The records that follow are to be repeated exactly, with the pictures removed.

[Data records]
┄┄┄┄┄┄

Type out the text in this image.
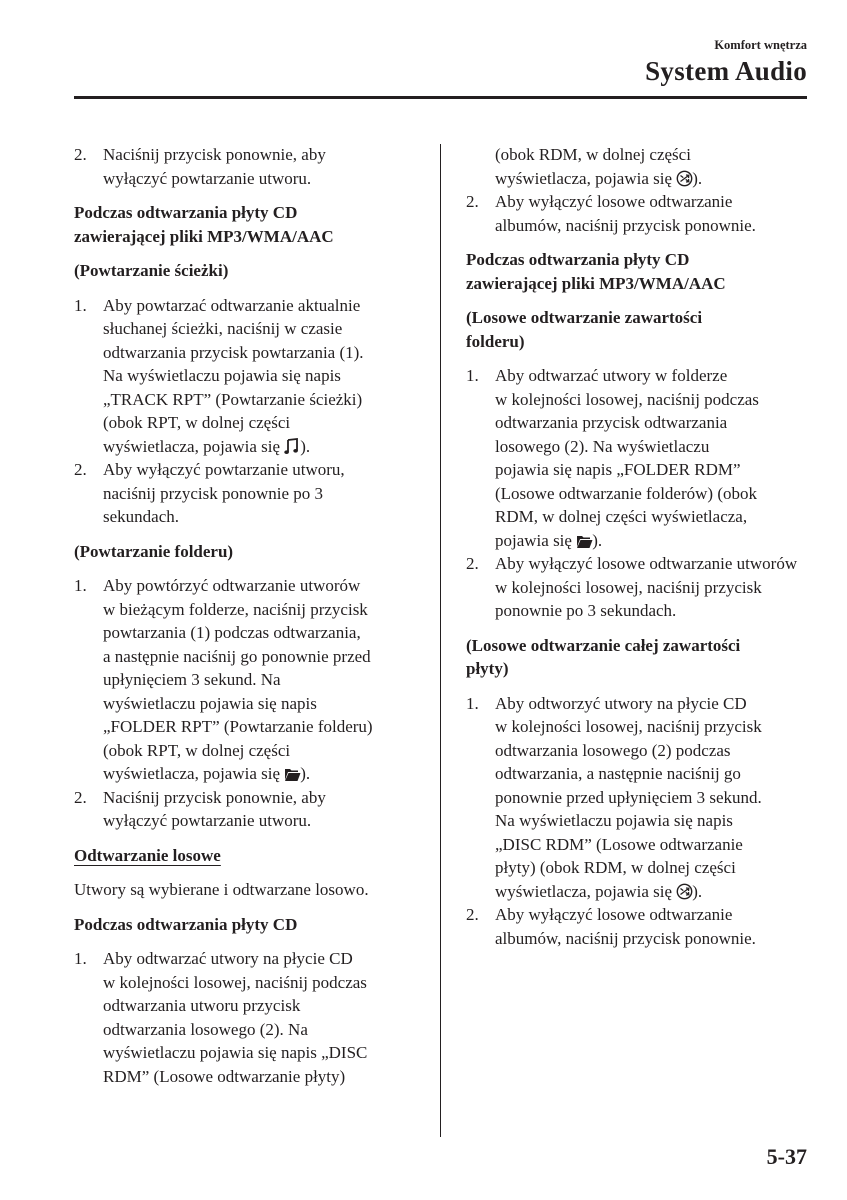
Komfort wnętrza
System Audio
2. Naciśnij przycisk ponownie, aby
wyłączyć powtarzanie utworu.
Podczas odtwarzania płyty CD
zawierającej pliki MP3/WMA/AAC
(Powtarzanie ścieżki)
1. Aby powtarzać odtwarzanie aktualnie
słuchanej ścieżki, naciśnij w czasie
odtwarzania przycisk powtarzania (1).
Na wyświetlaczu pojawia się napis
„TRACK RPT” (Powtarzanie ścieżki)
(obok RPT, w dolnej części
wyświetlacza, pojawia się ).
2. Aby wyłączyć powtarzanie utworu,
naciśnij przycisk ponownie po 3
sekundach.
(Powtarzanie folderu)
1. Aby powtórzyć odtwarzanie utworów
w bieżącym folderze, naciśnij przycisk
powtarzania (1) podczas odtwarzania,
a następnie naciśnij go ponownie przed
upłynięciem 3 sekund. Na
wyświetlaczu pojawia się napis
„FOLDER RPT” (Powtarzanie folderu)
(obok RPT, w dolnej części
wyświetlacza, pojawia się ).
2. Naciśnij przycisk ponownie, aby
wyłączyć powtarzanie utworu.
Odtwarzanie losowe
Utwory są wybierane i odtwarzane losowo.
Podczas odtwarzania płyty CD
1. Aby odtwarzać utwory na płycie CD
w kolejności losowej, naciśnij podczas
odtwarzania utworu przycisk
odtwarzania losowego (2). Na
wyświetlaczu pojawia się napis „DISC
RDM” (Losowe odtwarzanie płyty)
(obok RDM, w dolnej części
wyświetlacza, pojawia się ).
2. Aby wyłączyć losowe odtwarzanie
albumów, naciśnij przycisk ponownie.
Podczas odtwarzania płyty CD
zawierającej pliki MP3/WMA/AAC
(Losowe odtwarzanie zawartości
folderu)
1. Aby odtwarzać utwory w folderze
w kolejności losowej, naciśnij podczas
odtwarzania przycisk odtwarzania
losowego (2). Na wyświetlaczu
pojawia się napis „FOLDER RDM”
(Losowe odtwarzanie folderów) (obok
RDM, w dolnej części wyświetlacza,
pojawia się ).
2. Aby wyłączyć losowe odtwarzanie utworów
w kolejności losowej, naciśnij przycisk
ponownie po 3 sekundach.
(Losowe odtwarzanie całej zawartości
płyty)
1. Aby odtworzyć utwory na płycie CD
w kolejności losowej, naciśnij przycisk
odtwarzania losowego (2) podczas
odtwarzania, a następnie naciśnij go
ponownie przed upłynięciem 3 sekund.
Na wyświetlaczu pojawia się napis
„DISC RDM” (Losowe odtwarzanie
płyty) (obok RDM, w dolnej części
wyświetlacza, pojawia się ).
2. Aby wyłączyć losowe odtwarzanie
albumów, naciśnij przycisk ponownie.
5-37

┄┄┄┄┄┄

> _Output below_:
Type out the text in this image.
Komfort wnętrza
System Audio
2. Naciśnij przycisk ponownie, aby
wyłączyć powtarzanie utworu.
Podczas odtwarzania płyty CD
zawierającej pliki MP3/WMA/AAC
(Powtarzanie ścieżki)
1. Aby powtarzać odtwarzanie aktualnie
słuchanej ścieżki, naciśnij w czasie
odtwarzania przycisk powtarzania (1).
Na wyświetlaczu pojawia się napis
„TRACK RPT” (Powtarzanie ścieżki)
(obok RPT, w dolnej części
wyświetlacza, pojawia się ).
2. Aby wyłączyć powtarzanie utworu,
naciśnij przycisk ponownie po 3
sekundach.
(Powtarzanie folderu)
1. Aby powtórzyć odtwarzanie utworów
w bieżącym folderze, naciśnij przycisk
powtarzania (1) podczas odtwarzania,
a następnie naciśnij go ponownie przed
upłynięciem 3 sekund. Na
wyświetlaczu pojawia się napis
„FOLDER RPT” (Powtarzanie folderu)
(obok RPT, w dolnej części
wyświetlacza, pojawia się ).
2. Naciśnij przycisk ponownie, aby
wyłączyć powtarzanie utworu.
Odtwarzanie losowe
Utwory są wybierane i odtwarzane losowo.
Podczas odtwarzania płyty CD
1. Aby odtwarzać utwory na płycie CD
w kolejności losowej, naciśnij podczas
odtwarzania utworu przycisk
odtwarzania losowego (2). Na
wyświetlaczu pojawia się napis „DISC
RDM” (Losowe odtwarzanie płyty)
(obok RDM, w dolnej części
wyświetlacza, pojawia się ).
2. Aby wyłączyć losowe odtwarzanie
albumów, naciśnij przycisk ponownie.
Podczas odtwarzania płyty CD
zawierającej pliki MP3/WMA/AAC
(Losowe odtwarzanie zawartości
folderu)
1. Aby odtwarzać utwory w folderze
w kolejności losowej, naciśnij podczas
odtwarzania przycisk odtwarzania
losowego (2). Na wyświetlaczu
pojawia się napis „FOLDER RDM”
(Losowe odtwarzanie folderów) (obok
RDM, w dolnej części wyświetlacza,
pojawia się ).
2. Aby wyłączyć losowe odtwarzanie utworów
w kolejności losowej, naciśnij przycisk
ponownie po 3 sekundach.
(Losowe odtwarzanie całej zawartości
płyty)
1. Aby odtworzyć utwory na płycie CD
w kolejności losowej, naciśnij przycisk
odtwarzania losowego (2) podczas
odtwarzania, a następnie naciśnij go
ponownie przed upłynięciem 3 sekund.
Na wyświetlaczu pojawia się napis
„DISC RDM” (Losowe odtwarzanie
płyty) (obok RDM, w dolnej części
wyświetlacza, pojawia się ).
2. Aby wyłączyć losowe odtwarzanie
albumów, naciśnij przycisk ponownie.
5-37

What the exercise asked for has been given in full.